A block of data

:::

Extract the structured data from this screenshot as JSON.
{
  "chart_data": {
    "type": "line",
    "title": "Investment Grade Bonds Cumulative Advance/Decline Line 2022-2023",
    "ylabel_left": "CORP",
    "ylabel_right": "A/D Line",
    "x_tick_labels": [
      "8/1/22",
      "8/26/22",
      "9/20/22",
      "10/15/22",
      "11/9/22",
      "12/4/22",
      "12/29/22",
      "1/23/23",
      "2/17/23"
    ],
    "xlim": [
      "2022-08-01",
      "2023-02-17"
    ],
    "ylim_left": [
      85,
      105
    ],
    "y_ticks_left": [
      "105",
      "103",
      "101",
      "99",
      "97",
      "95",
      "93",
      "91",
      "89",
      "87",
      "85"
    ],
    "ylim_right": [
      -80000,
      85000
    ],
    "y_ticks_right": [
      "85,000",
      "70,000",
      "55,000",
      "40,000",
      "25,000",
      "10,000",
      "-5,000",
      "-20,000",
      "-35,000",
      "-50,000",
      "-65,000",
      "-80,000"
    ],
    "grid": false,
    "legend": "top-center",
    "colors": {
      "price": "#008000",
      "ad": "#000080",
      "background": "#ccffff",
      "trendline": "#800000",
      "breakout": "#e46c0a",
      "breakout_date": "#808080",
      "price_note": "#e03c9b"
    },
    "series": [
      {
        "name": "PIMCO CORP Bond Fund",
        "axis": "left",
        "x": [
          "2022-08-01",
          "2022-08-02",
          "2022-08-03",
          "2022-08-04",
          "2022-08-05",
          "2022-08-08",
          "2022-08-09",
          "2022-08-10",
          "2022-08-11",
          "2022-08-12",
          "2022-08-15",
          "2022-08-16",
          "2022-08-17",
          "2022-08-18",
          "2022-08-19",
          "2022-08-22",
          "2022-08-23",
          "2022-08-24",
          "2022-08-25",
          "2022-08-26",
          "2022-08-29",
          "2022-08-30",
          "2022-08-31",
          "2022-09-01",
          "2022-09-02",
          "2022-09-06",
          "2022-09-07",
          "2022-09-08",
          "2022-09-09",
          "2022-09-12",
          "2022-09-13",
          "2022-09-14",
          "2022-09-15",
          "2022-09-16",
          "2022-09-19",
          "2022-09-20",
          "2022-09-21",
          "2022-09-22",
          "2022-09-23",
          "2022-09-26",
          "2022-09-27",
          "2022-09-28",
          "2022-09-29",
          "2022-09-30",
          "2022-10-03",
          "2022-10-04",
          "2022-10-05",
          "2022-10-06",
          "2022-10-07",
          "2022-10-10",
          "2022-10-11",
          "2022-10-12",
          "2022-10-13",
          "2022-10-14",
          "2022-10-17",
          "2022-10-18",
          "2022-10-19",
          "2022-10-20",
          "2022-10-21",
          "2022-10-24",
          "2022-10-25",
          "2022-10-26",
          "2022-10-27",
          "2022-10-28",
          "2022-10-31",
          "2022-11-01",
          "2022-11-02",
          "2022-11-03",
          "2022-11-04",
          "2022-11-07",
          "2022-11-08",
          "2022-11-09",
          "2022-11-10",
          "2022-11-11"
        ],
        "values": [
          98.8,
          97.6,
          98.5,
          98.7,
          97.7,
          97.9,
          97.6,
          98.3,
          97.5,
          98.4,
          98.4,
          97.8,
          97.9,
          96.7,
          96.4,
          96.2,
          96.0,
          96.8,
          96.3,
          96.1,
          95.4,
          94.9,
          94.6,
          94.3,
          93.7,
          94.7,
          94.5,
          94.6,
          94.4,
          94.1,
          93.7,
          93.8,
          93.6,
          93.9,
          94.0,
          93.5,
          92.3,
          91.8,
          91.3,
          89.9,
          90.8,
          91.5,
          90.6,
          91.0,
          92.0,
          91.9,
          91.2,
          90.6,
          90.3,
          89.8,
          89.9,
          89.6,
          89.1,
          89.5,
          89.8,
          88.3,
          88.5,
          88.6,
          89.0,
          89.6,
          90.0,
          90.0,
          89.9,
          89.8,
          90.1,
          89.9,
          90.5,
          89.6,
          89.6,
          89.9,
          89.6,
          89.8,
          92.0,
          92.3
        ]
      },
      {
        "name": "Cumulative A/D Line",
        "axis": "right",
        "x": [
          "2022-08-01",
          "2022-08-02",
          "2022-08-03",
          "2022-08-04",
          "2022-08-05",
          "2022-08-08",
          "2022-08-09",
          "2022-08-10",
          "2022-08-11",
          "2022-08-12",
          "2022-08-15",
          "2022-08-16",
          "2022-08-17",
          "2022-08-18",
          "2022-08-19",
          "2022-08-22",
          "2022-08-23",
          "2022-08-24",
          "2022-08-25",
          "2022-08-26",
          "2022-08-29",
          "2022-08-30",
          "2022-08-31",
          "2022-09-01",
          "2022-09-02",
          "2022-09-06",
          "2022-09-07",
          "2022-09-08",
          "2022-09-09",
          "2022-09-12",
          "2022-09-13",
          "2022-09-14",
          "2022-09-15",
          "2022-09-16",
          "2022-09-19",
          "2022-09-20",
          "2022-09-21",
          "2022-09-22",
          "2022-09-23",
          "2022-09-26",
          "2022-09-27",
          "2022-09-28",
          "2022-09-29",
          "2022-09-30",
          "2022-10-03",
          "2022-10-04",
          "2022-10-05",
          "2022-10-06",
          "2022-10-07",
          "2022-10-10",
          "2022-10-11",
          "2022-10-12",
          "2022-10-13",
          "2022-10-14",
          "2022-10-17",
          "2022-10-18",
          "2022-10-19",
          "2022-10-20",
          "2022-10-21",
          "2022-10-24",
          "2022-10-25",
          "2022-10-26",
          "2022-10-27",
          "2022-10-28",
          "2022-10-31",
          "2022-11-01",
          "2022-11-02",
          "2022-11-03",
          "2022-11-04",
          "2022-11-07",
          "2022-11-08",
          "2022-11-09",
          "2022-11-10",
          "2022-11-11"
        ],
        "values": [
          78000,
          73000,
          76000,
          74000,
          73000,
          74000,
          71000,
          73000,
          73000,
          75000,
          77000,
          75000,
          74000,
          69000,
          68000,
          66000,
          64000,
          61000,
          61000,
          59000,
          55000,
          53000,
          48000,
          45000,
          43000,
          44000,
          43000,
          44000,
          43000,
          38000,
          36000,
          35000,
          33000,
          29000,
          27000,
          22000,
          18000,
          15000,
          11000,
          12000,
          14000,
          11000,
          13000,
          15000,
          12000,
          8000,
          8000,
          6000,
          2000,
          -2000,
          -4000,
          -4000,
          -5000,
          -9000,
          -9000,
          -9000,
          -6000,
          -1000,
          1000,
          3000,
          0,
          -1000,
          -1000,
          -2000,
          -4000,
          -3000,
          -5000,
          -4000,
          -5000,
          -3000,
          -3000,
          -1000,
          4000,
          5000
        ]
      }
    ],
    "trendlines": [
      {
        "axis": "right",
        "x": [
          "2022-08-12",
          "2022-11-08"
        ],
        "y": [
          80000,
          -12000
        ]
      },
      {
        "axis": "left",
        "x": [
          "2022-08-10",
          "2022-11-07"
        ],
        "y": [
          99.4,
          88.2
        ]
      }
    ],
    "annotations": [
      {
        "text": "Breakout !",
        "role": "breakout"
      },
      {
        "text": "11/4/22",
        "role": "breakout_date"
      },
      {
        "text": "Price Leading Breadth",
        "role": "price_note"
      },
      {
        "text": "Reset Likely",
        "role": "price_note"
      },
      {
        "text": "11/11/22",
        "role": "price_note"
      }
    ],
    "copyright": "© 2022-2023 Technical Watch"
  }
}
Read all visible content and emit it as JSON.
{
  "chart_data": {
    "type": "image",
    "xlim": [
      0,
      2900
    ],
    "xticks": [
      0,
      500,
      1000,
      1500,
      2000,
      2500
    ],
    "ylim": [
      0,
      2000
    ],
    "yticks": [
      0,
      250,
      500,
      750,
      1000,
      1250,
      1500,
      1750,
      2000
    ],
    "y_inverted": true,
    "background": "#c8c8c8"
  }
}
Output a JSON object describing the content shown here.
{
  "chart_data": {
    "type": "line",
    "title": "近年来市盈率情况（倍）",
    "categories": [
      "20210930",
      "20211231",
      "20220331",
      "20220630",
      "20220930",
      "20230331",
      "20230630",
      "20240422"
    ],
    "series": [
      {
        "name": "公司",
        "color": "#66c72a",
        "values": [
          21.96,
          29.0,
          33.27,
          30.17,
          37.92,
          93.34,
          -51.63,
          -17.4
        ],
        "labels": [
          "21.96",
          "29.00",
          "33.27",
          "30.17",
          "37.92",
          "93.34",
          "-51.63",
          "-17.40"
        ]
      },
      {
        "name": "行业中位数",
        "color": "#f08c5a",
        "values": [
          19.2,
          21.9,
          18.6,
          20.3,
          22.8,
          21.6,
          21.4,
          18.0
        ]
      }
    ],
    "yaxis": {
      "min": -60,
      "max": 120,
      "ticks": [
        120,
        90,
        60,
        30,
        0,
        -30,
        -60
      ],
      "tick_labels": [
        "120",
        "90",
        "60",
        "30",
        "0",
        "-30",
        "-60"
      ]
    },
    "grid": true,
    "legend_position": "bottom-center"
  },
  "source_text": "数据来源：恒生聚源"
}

:::

Work to do:
In the entries above, take the line containing "Read all visible content and emit it as JSON." and each later line through the last, and repeat them exactly. Output nothing else.

Task solution:
Read all visible content and emit it as JSON.
{
  "chart_data": {
    "type": "image",
    "xlim": [
      0,
      2900
    ],
    "xticks": [
      0,
      500,
      1000,
      1500,
      2000,
      2500
    ],
    "ylim": [
      0,
      2000
    ],
    "yticks": [
      0,
      250,
      500,
      750,
      1000,
      1250,
      1500,
      1750,
      2000
    ],
    "y_inverted": true,
    "background": "#c8c8c8"
  }
}
Output a JSON object describing the content shown here.
{
  "chart_data": {
    "type": "line",
    "title": "近年来市盈率情况（倍）",
    "categories": [
      "20210930",
      "20211231",
      "20220331",
      "20220630",
      "20220930",
      "20230331",
      "20230630",
      "20240422"
    ],
    "series": [
      {
        "name": "公司",
        "color": "#66c72a",
        "values": [
          21.96,
          29.0,
          33.27,
          30.17,
          37.92,
          93.34,
          -51.63,
          -17.4
        ],
        "labels": [
          "21.96",
          "29.00",
          "33.27",
          "30.17",
          "37.92",
          "93.34",
          "-51.63",
          "-17.40"
        ]
      },
      {
        "name": "行业中位数",
        "color": "#f08c5a",
        "values": [
          19.2,
          21.9,
          18.6,
          20.3,
          22.8,
          21.6,
          21.4,
          18.0
        ]
      }
    ],
    "yaxis": {
      "min": -60,
      "max": 120,
      "ticks": [
        120,
        90,
        60,
        30,
        0,
        -30,
        -60
      ],
      "tick_labels": [
        "120",
        "90",
        "60",
        "30",
        "0",
        "-30",
        "-60"
      ]
    },
    "grid": true,
    "legend_position": "bottom-center"
  },
  "source_text": "数据来源：恒生聚源"
}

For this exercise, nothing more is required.